* Text passage
[Start of Attachment]

149. G.R. No. 230669, June 16, 2021 - REX SORONGON, 1 Petitioner, VS.
PEOPLE OF THE PHILIPPINES, Respondent.

“It so held that although the novation of a contract of agency to make it one of
sale may relieve an offender from an incipient criminal liability, that did not happen
in the said case, for the partial payments and the proposal to pay the balance the accused
made during the barangay proceedings were not at all incompatible with his liability under
the agency that had already attached. Rather than converting the agency to sale, therefore,
he even thereby confirmed his liability as the sales agent of the complainants.”

150. G.R. No. 250085, June 14, 2021 - JULIE FUENTES RESURRECCION,
Petitioner, VS. SOUTHFIELD AGENCIES, INC., BRIGHTNIGHT SHIPPING &
INVESTMENT LTD. AND/OR ARLENE BAUTISTA, Respondents.

[End of Attachment]

* Record set
[Start of Attachment]

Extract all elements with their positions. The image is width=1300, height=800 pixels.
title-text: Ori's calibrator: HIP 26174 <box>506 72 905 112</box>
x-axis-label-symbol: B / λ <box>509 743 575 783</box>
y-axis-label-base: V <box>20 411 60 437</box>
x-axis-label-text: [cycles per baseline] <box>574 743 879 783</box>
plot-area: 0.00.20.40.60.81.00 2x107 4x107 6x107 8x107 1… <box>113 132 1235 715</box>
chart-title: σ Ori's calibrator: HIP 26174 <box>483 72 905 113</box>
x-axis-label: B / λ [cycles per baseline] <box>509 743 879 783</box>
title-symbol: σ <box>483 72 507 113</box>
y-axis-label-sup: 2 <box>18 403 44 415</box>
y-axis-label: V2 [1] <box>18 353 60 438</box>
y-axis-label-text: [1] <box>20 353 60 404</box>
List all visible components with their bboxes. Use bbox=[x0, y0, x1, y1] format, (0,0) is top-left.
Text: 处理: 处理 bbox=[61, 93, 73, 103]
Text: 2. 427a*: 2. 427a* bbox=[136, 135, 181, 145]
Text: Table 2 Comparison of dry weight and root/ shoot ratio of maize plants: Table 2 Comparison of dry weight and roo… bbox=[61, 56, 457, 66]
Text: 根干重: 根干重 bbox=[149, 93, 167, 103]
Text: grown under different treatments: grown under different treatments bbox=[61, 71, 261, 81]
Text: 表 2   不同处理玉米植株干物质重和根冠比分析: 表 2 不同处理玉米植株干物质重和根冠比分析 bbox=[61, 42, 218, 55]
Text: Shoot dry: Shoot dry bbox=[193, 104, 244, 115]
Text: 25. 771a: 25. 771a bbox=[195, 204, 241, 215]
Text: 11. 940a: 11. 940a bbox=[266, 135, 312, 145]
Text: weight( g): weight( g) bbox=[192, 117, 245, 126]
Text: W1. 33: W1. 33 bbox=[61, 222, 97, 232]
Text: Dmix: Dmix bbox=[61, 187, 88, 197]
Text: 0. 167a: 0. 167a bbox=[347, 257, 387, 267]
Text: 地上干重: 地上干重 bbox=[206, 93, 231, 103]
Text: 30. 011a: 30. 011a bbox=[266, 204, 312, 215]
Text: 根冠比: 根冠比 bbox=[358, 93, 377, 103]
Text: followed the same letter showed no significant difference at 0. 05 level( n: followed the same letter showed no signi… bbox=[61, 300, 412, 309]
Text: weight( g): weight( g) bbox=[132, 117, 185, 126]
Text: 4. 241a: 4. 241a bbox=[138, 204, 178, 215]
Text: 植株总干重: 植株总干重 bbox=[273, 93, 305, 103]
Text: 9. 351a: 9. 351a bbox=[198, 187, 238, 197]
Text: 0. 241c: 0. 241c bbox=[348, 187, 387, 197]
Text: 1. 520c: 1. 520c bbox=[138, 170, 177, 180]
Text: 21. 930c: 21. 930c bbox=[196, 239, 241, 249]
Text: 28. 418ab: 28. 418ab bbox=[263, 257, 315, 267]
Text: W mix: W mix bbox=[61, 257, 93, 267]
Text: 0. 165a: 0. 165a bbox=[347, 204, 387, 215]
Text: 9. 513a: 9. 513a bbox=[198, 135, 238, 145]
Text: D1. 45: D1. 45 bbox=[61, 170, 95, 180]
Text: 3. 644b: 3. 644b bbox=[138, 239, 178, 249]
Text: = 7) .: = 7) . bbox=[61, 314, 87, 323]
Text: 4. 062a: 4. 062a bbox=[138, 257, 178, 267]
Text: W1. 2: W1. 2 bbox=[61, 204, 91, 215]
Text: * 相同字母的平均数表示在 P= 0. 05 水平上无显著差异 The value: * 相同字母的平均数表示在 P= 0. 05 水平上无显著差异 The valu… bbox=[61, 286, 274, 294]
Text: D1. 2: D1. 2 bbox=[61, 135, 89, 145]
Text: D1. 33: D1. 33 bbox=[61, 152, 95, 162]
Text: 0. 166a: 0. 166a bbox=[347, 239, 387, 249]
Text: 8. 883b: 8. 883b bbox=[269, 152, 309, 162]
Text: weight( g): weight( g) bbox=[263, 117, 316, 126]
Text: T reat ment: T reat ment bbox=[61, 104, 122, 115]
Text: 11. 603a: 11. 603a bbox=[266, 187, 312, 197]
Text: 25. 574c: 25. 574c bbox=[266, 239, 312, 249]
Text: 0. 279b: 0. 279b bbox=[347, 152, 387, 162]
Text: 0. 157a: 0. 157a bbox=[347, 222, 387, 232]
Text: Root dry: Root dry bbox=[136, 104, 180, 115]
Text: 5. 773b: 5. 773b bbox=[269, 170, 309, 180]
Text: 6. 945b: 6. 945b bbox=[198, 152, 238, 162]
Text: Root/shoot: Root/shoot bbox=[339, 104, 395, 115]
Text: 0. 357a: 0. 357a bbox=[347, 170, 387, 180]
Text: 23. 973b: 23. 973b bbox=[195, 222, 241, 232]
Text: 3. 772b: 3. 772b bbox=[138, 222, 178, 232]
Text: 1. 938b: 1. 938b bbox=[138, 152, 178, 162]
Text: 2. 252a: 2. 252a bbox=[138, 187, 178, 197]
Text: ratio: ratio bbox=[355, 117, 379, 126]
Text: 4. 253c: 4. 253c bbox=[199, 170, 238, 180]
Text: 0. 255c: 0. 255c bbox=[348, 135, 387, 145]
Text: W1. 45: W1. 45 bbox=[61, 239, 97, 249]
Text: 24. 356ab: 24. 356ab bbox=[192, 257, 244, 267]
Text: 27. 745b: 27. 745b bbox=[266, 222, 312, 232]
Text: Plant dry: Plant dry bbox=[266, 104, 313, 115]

[End of Attachment]

* Tasks to perform
1) According to the case excerpt, what did the accused make during the barangay proceedings?
2) Output the part of the case excerpt from "150. G.R. No." to "ARLENE BAUTISTA, Respondents.", copied word for word.

* Answers for this exercise
1) Partial payments and a proposal to pay the balance.

2)
150. G.R. No. 250085, June 14, 2021 - JULIE FUENTES RESURRECCION,
Petitioner, VS. SOUTHFIELD AGENCIES, INC., BRIGHTNIGHT SHIPPING &
INVESTMENT LTD. AND/OR ARLENE BAUTISTA, Respondents.